*PROBLEM REQUIREMENTS:*
Below are entries. Pull out all lines containing "JSON".
** Begin ENTRIES SHOWN **
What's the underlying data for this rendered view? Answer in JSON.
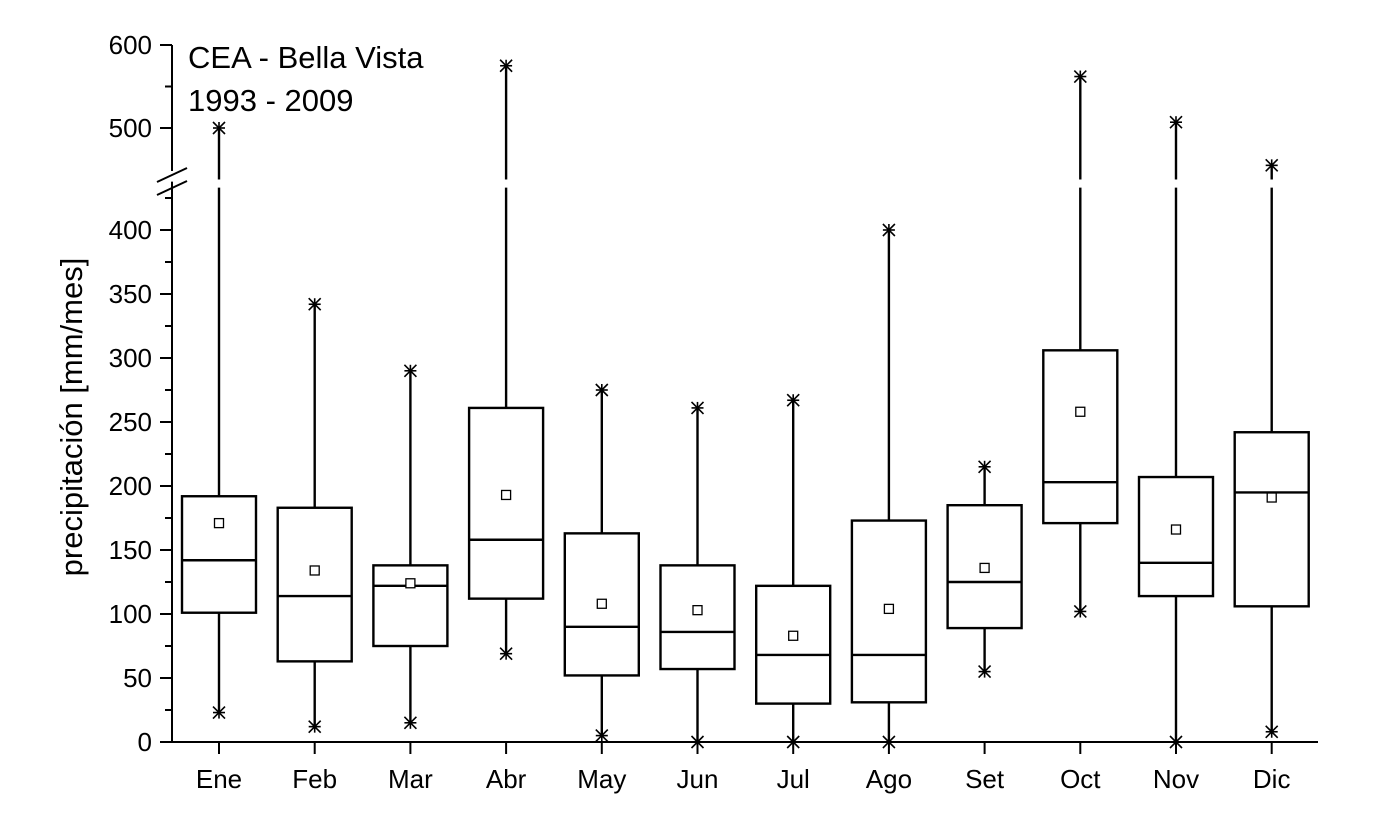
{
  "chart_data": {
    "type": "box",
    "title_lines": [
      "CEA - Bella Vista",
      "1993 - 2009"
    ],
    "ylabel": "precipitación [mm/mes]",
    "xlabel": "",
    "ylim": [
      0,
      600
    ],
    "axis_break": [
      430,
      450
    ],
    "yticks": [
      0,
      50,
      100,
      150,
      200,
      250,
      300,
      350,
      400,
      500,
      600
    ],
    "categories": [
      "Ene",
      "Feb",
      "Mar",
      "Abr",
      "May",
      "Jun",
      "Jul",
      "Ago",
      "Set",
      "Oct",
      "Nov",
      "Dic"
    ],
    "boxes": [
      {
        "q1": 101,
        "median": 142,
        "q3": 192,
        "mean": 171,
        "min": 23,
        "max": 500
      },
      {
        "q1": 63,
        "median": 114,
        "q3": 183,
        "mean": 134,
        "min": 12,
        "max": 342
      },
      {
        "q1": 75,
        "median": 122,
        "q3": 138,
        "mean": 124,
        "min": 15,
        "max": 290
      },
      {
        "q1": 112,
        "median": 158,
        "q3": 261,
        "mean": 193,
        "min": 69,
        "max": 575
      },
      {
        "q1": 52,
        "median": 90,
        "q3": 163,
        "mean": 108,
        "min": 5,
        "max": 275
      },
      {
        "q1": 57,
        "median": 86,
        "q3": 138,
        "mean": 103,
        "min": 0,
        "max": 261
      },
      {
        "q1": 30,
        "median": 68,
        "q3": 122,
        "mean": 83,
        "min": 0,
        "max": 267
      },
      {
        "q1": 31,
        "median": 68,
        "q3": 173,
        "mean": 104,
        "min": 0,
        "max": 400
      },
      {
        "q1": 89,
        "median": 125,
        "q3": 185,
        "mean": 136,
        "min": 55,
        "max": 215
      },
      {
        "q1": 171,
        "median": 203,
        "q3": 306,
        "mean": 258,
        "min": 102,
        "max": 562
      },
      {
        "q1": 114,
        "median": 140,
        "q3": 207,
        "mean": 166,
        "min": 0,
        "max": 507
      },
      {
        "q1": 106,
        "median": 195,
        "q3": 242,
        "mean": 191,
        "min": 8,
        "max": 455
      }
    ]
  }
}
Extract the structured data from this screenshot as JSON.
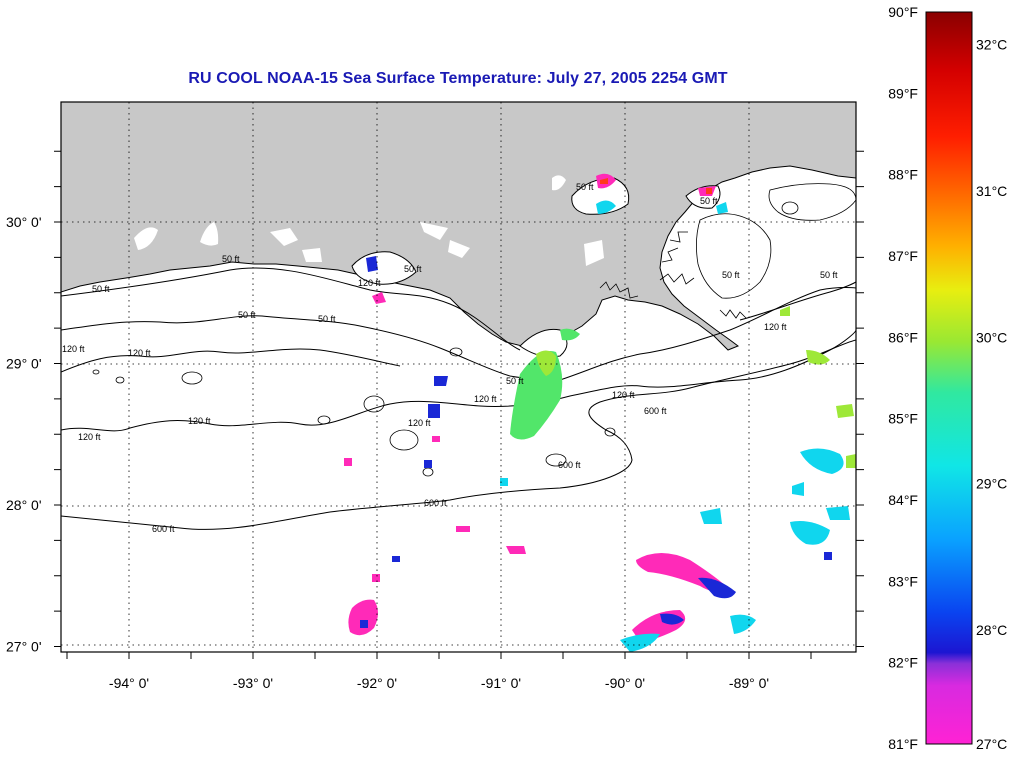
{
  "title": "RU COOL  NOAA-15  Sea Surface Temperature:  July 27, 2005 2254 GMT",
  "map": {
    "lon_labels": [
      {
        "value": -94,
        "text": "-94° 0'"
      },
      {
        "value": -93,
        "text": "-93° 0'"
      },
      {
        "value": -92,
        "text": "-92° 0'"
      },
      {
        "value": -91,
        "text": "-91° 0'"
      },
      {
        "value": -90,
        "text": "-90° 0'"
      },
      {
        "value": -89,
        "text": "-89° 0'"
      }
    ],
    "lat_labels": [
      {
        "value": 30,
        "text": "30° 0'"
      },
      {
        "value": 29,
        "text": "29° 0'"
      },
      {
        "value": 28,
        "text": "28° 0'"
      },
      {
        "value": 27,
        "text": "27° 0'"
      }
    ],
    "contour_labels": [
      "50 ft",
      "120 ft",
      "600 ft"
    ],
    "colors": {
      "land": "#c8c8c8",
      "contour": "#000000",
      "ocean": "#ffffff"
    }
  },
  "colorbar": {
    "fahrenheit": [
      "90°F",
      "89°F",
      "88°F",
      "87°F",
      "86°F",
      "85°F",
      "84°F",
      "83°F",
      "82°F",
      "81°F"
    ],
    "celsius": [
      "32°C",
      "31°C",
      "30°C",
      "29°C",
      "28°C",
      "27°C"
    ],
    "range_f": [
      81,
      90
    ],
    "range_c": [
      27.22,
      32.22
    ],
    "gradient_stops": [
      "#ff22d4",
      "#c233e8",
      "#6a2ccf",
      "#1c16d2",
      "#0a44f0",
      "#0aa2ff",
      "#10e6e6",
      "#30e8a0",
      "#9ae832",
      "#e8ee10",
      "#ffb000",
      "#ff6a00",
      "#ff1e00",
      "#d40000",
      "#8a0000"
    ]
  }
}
** End ENTRIES SHOWN **
*THE COMPLETED TASK:*
What's the underlying data for this rendered view? Answer in JSON.
Extract the structured data from this screenshot as JSON.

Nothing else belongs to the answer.